**Given exercise:** All the data must come back unchanged, except that pictures are left out.

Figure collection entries
(begin)

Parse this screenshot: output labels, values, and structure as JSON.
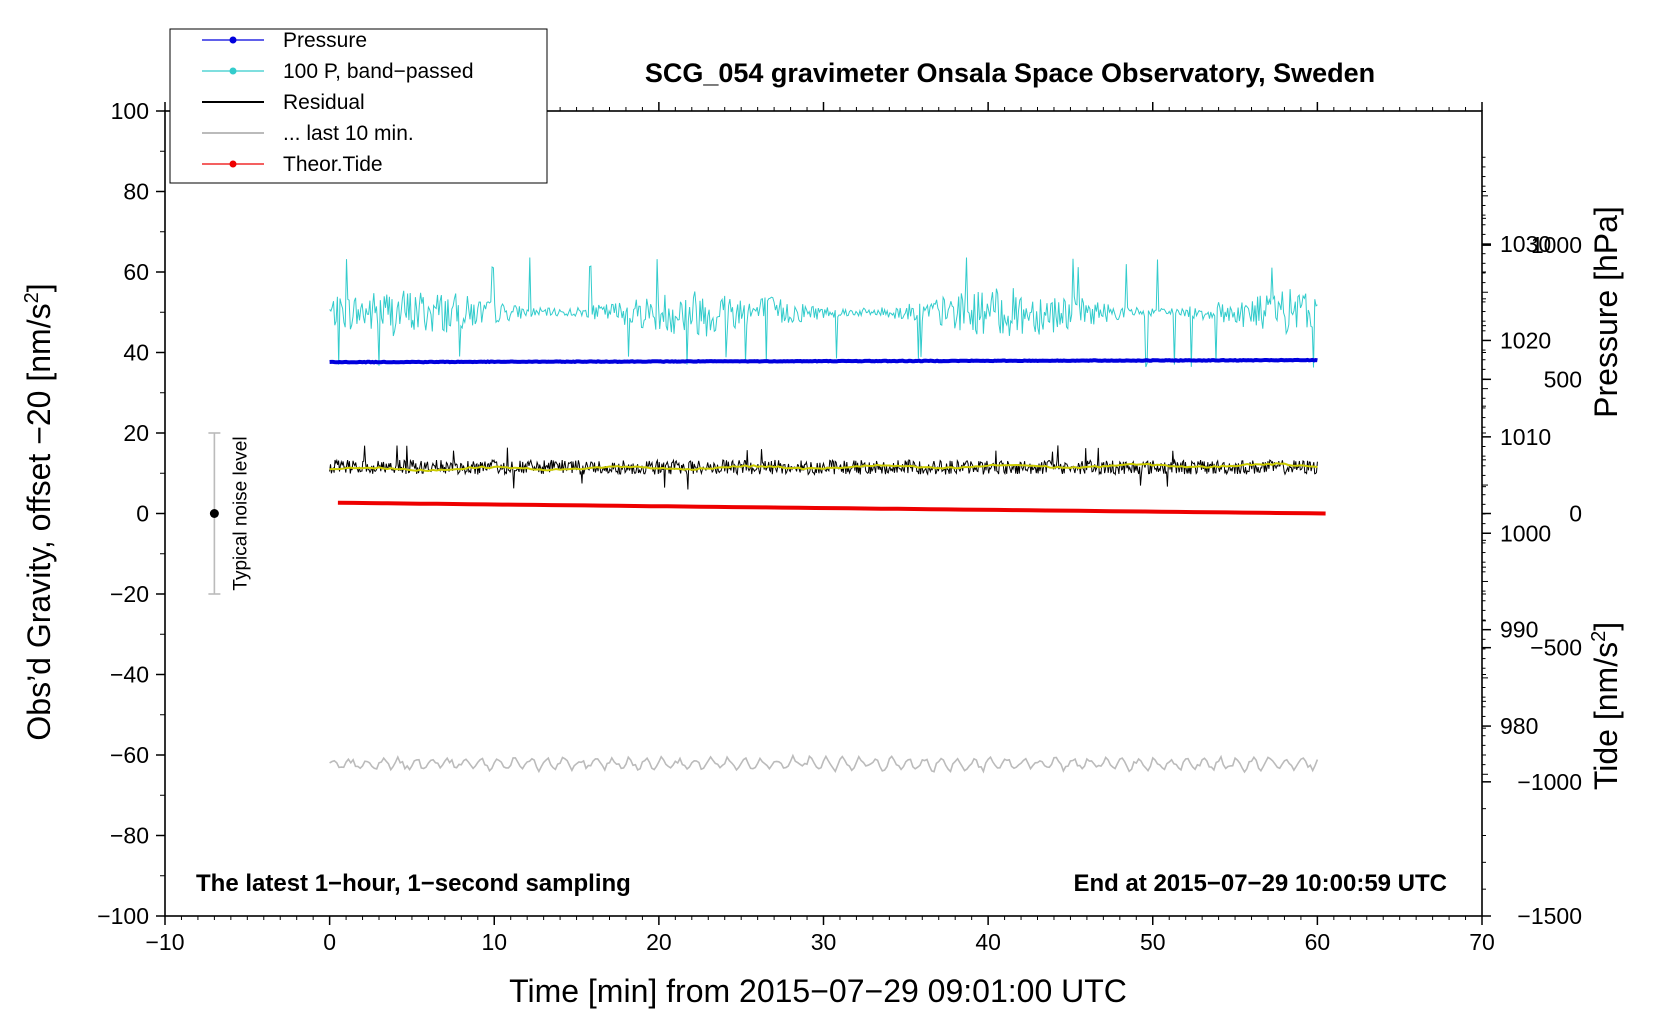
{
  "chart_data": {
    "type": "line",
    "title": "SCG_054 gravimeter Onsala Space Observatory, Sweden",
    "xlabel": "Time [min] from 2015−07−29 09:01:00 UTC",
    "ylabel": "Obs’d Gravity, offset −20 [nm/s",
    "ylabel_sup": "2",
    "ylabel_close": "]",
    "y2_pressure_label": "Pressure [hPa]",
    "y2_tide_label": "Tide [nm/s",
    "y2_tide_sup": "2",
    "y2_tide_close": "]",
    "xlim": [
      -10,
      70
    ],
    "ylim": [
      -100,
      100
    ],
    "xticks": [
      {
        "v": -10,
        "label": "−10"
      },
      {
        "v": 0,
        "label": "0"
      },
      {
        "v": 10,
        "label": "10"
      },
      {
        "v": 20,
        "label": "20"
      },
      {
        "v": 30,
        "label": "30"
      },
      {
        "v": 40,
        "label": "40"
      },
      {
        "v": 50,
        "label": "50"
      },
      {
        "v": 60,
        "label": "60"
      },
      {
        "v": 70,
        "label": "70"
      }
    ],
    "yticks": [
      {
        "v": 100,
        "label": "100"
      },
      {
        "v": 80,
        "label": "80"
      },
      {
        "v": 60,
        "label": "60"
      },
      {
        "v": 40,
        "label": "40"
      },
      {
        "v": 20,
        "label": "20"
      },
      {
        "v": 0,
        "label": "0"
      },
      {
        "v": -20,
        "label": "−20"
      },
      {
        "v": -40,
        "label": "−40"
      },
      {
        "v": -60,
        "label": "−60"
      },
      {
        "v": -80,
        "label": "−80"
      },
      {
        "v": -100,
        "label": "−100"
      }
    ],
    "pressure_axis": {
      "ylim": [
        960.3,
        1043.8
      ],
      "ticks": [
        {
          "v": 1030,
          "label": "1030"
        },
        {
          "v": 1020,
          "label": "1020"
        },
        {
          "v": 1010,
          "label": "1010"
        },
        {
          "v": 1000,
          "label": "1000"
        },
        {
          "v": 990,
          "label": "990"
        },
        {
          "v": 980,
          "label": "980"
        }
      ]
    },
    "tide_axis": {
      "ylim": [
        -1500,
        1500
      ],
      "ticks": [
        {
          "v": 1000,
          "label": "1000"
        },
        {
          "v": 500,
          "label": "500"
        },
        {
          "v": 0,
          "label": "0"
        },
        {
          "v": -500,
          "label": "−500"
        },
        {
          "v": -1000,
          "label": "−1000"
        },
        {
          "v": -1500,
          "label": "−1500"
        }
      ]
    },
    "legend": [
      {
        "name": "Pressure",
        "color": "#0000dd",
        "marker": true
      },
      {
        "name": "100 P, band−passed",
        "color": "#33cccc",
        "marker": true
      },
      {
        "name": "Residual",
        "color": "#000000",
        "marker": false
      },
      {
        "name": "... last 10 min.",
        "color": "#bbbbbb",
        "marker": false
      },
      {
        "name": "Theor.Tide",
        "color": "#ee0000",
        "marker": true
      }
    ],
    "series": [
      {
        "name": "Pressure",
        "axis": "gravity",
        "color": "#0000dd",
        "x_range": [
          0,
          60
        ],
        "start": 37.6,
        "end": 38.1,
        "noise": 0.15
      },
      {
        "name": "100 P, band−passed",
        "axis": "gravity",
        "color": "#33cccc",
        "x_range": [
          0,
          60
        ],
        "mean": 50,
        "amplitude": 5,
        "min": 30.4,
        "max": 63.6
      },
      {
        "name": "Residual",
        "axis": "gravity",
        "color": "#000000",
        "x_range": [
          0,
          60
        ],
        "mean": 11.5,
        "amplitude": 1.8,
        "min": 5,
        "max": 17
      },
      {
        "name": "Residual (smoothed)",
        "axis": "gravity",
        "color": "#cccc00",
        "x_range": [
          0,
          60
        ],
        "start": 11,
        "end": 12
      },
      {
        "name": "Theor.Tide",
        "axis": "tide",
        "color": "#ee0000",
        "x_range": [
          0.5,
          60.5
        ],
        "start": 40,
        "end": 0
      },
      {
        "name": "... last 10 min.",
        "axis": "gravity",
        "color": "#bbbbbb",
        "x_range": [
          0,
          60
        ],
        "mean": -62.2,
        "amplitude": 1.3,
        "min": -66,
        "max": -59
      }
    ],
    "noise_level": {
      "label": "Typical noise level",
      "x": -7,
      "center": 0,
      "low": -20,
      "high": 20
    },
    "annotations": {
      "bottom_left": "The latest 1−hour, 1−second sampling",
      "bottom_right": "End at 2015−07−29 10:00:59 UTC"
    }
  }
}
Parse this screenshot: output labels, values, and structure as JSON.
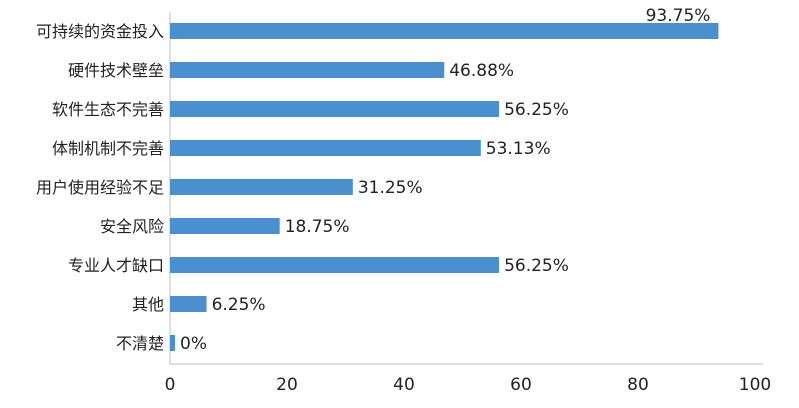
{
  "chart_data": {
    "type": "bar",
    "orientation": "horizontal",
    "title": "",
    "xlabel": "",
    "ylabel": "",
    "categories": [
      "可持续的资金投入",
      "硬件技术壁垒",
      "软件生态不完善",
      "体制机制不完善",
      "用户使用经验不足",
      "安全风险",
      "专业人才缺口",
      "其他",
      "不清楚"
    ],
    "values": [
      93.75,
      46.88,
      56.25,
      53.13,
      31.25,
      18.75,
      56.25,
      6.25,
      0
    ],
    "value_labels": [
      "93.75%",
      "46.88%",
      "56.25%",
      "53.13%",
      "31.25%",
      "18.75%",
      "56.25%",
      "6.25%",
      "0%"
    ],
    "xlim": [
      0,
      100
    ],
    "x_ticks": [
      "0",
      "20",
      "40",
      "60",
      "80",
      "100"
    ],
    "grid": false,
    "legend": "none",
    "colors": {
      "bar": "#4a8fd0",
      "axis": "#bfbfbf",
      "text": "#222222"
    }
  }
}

(end)

**Exercise response:**
Parse this screenshot: output labels, values, and structure as JSON.
{
  "chart_data": {
    "type": "line",
    "title": "SCG_054 gravimeter Onsala Space Observatory, Sweden",
    "xlabel": "Time [min] from 2015−07−29 09:01:00 UTC",
    "ylabel": "Obs’d Gravity, offset −20 [nm/s",
    "ylabel_sup": "2",
    "ylabel_close": "]",
    "y2_pressure_label": "Pressure [hPa]",
    "y2_tide_label": "Tide [nm/s",
    "y2_tide_sup": "2",
    "y2_tide_close": "]",
    "xlim": [
      -10,
      70
    ],
    "ylim": [
      -100,
      100
    ],
    "xticks": [
      {
        "v": -10,
        "label": "−10"
      },
      {
        "v": 0,
        "label": "0"
      },
      {
        "v": 10,
        "label": "10"
      },
      {
        "v": 20,
        "label": "20"
      },
      {
        "v": 30,
        "label": "30"
      },
      {
        "v": 40,
        "label": "40"
      },
      {
        "v": 50,
        "label": "50"
      },
      {
        "v": 60,
        "label": "60"
      },
      {
        "v": 70,
        "label": "70"
      }
    ],
    "yticks": [
      {
        "v": 100,
        "label": "100"
      },
      {
        "v": 80,
        "label": "80"
      },
      {
        "v": 60,
        "label": "60"
      },
      {
        "v": 40,
        "label": "40"
      },
      {
        "v": 20,
        "label": "20"
      },
      {
        "v": 0,
        "label": "0"
      },
      {
        "v": -20,
        "label": "−20"
      },
      {
        "v": -40,
        "label": "−40"
      },
      {
        "v": -60,
        "label": "−60"
      },
      {
        "v": -80,
        "label": "−80"
      },
      {
        "v": -100,
        "label": "−100"
      }
    ],
    "pressure_axis": {
      "ylim": [
        960.3,
        1043.8
      ],
      "ticks": [
        {
          "v": 1030,
          "label": "1030"
        },
        {
          "v": 1020,
          "label": "1020"
        },
        {
          "v": 1010,
          "label": "1010"
        },
        {
          "v": 1000,
          "label": "1000"
        },
        {
          "v": 990,
          "label": "990"
        },
        {
          "v": 980,
          "label": "980"
        }
      ]
    },
    "tide_axis": {
      "ylim": [
        -1500,
        1500
      ],
      "ticks": [
        {
          "v": 1000,
          "label": "1000"
        },
        {
          "v": 500,
          "label": "500"
        },
        {
          "v": 0,
          "label": "0"
        },
        {
          "v": -500,
          "label": "−500"
        },
        {
          "v": -1000,
          "label": "−1000"
        },
        {
          "v": -1500,
          "label": "−1500"
        }
      ]
    },
    "legend": [
      {
        "name": "Pressure",
        "color": "#0000dd",
        "marker": true
      },
      {
        "name": "100 P, band−passed",
        "color": "#33cccc",
        "marker": true
      },
      {
        "name": "Residual",
        "color": "#000000",
        "marker": false
      },
      {
        "name": "... last 10 min.",
        "color": "#bbbbbb",
        "marker": false
      },
      {
        "name": "Theor.Tide",
        "color": "#ee0000",
        "marker": true
      }
    ],
    "series": [
      {
        "name": "Pressure",
        "axis": "gravity",
        "color": "#0000dd",
        "x_range": [
          0,
          60
        ],
        "start": 37.6,
        "end": 38.1,
        "noise": 0.15
      },
      {
        "name": "100 P, band−passed",
        "axis": "gravity",
        "color": "#33cccc",
        "x_range": [
          0,
          60
        ],
        "mean": 50,
        "amplitude": 5,
        "min": 30.4,
        "max": 63.6
      },
      {
        "name": "Residual",
        "axis": "gravity",
        "color": "#000000",
        "x_range": [
          0,
          60
        ],
        "mean": 11.5,
        "amplitude": 1.8,
        "min": 5,
        "max": 17
      },
      {
        "name": "Residual (smoothed)",
        "axis": "gravity",
        "color": "#cccc00",
        "x_range": [
          0,
          60
        ],
        "start": 11,
        "end": 12
      },
      {
        "name": "Theor.Tide",
        "axis": "tide",
        "color": "#ee0000",
        "x_range": [
          0.5,
          60.5
        ],
        "start": 40,
        "end": 0
      },
      {
        "name": "... last 10 min.",
        "axis": "gravity",
        "color": "#bbbbbb",
        "x_range": [
          0,
          60
        ],
        "mean": -62.2,
        "amplitude": 1.3,
        "min": -66,
        "max": -59
      }
    ],
    "noise_level": {
      "label": "Typical noise level",
      "x": -7,
      "center": 0,
      "low": -20,
      "high": 20
    },
    "annotations": {
      "bottom_left": "The latest 1−hour, 1−second sampling",
      "bottom_right": "End at 2015−07−29 10:00:59 UTC"
    }
  }
}
Parse this screenshot: output labels, values, and structure as JSON.
{
  "chart_data": {
    "type": "bar",
    "orientation": "horizontal",
    "title": "",
    "xlabel": "",
    "ylabel": "",
    "categories": [
      "可持续的资金投入",
      "硬件技术壁垒",
      "软件生态不完善",
      "体制机制不完善",
      "用户使用经验不足",
      "安全风险",
      "专业人才缺口",
      "其他",
      "不清楚"
    ],
    "values": [
      93.75,
      46.88,
      56.25,
      53.13,
      31.25,
      18.75,
      56.25,
      6.25,
      0
    ],
    "value_labels": [
      "93.75%",
      "46.88%",
      "56.25%",
      "53.13%",
      "31.25%",
      "18.75%",
      "56.25%",
      "6.25%",
      "0%"
    ],
    "xlim": [
      0,
      100
    ],
    "x_ticks": [
      "0",
      "20",
      "40",
      "60",
      "80",
      "100"
    ],
    "grid": false,
    "legend": "none",
    "colors": {
      "bar": "#4a8fd0",
      "axis": "#bfbfbf",
      "text": "#222222"
    }
  }
}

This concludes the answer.